Records from a data source:

+++

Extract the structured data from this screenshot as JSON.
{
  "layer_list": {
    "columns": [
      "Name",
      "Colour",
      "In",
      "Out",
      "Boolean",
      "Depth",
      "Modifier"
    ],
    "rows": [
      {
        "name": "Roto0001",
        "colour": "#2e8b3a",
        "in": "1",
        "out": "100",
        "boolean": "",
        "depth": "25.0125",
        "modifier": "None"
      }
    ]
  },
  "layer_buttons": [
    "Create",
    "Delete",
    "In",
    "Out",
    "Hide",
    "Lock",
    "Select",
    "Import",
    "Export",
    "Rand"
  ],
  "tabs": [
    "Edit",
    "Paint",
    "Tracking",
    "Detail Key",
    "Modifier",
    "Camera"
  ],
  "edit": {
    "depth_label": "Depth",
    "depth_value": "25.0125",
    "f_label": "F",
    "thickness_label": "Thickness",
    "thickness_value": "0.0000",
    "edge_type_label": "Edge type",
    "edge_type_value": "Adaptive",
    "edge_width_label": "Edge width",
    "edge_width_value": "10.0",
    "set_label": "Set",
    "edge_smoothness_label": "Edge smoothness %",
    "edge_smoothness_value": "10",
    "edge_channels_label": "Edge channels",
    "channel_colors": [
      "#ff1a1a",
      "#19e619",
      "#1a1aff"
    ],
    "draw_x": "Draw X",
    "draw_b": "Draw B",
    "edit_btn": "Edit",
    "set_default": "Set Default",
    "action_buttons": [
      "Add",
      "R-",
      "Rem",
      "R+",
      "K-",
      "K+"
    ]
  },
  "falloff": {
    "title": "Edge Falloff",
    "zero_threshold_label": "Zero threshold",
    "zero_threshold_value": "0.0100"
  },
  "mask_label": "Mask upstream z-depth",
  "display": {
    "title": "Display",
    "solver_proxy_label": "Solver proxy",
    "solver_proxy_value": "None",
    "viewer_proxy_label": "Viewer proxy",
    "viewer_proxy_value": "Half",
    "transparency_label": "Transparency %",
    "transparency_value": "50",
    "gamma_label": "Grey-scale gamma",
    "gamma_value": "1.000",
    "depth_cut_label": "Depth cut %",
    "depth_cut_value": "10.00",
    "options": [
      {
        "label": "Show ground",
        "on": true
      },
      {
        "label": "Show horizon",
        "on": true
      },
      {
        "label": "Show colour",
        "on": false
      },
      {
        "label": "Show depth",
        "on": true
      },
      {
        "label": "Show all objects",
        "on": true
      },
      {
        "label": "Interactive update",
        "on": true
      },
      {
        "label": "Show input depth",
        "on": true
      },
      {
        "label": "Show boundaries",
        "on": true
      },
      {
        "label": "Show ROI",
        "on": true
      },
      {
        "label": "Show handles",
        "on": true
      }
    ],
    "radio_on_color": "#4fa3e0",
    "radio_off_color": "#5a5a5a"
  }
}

+++

Extract the listing in its entirety, matching it exactly.

• [OUTPUT OF THE EXERCISE]
Extract the structured data from this screenshot as JSON.
{
  "layer_list": {
    "columns": [
      "Name",
      "Colour",
      "In",
      "Out",
      "Boolean",
      "Depth",
      "Modifier"
    ],
    "rows": [
      {
        "name": "Roto0001",
        "colour": "#2e8b3a",
        "in": "1",
        "out": "100",
        "boolean": "",
        "depth": "25.0125",
        "modifier": "None"
      }
    ]
  },
  "layer_buttons": [
    "Create",
    "Delete",
    "In",
    "Out",
    "Hide",
    "Lock",
    "Select",
    "Import",
    "Export",
    "Rand"
  ],
  "tabs": [
    "Edit",
    "Paint",
    "Tracking",
    "Detail Key",
    "Modifier",
    "Camera"
  ],
  "edit": {
    "depth_label": "Depth",
    "depth_value": "25.0125",
    "f_label": "F",
    "thickness_label": "Thickness",
    "thickness_value": "0.0000",
    "edge_type_label": "Edge type",
    "edge_type_value": "Adaptive",
    "edge_width_label": "Edge width",
    "edge_width_value": "10.0",
    "set_label": "Set",
    "edge_smoothness_label": "Edge smoothness %",
    "edge_smoothness_value": "10",
    "edge_channels_label": "Edge channels",
    "channel_colors": [
      "#ff1a1a",
      "#19e619",
      "#1a1aff"
    ],
    "draw_x": "Draw X",
    "draw_b": "Draw B",
    "edit_btn": "Edit",
    "set_default": "Set Default",
    "action_buttons": [
      "Add",
      "R-",
      "Rem",
      "R+",
      "K-",
      "K+"
    ]
  },
  "falloff": {
    "title": "Edge Falloff",
    "zero_threshold_label": "Zero threshold",
    "zero_threshold_value": "0.0100"
  },
  "mask_label": "Mask upstream z-depth",
  "display": {
    "title": "Display",
    "solver_proxy_label": "Solver proxy",
    "solver_proxy_value": "None",
    "viewer_proxy_label": "Viewer proxy",
    "viewer_proxy_value": "Half",
    "transparency_label": "Transparency %",
    "transparency_value": "50",
    "gamma_label": "Grey-scale gamma",
    "gamma_value": "1.000",
    "depth_cut_label": "Depth cut %",
    "depth_cut_value": "10.00",
    "options": [
      {
        "label": "Show ground",
        "on": true
      },
      {
        "label": "Show horizon",
        "on": true
      },
      {
        "label": "Show colour",
        "on": false
      },
      {
        "label": "Show depth",
        "on": true
      },
      {
        "label": "Show all objects",
        "on": true
      },
      {
        "label": "Interactive update",
        "on": true
      },
      {
        "label": "Show input depth",
        "on": true
      },
      {
        "label": "Show boundaries",
        "on": true
      },
      {
        "label": "Show ROI",
        "on": true
      },
      {
        "label": "Show handles",
        "on": true
      }
    ],
    "radio_on_color": "#4fa3e0",
    "radio_off_color": "#5a5a5a"
  }
}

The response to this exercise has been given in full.